*Exercise goal*
Reproduce every line of the data below without changing anything.

━━━━━━━━

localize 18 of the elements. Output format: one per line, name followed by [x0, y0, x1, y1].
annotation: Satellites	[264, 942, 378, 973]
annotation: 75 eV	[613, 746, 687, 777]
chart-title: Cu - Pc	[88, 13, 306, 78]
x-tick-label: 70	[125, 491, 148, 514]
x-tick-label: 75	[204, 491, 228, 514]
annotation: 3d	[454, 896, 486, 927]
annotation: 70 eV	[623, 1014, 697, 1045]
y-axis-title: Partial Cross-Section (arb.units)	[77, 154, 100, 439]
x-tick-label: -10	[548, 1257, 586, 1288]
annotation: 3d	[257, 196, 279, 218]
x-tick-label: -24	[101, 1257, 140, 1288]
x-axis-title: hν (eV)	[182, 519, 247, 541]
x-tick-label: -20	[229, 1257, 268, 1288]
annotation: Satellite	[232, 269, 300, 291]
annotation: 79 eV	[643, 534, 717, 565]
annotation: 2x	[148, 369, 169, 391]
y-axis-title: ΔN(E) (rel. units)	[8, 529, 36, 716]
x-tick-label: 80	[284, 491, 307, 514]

━━━━━━━━

*Answer to this task*
localize 18 of the elements. Output format: one per line, name followed by [x0, y0, x1, y1].
annotation: Satellites	[264, 942, 378, 973]
annotation: 75 eV	[613, 746, 687, 777]
chart-title: Cu - Pc	[88, 13, 306, 78]
x-tick-label: 70	[125, 491, 148, 514]
x-tick-label: 75	[204, 491, 228, 514]
annotation: 3d	[454, 896, 486, 927]
annotation: 70 eV	[623, 1014, 697, 1045]
y-axis-title: Partial Cross-Section (arb.units)	[77, 154, 100, 439]
x-tick-label: -10	[548, 1257, 586, 1288]
annotation: 3d	[257, 196, 279, 218]
x-tick-label: -24	[101, 1257, 140, 1288]
x-axis-title: hν (eV)	[182, 519, 247, 541]
x-tick-label: -20	[229, 1257, 268, 1288]
annotation: Satellite	[232, 269, 300, 291]
annotation: 79 eV	[643, 534, 717, 565]
annotation: 2x	[148, 369, 169, 391]
y-axis-title: ΔN(E) (rel. units)	[8, 529, 36, 716]
x-tick-label: 80	[284, 491, 307, 514]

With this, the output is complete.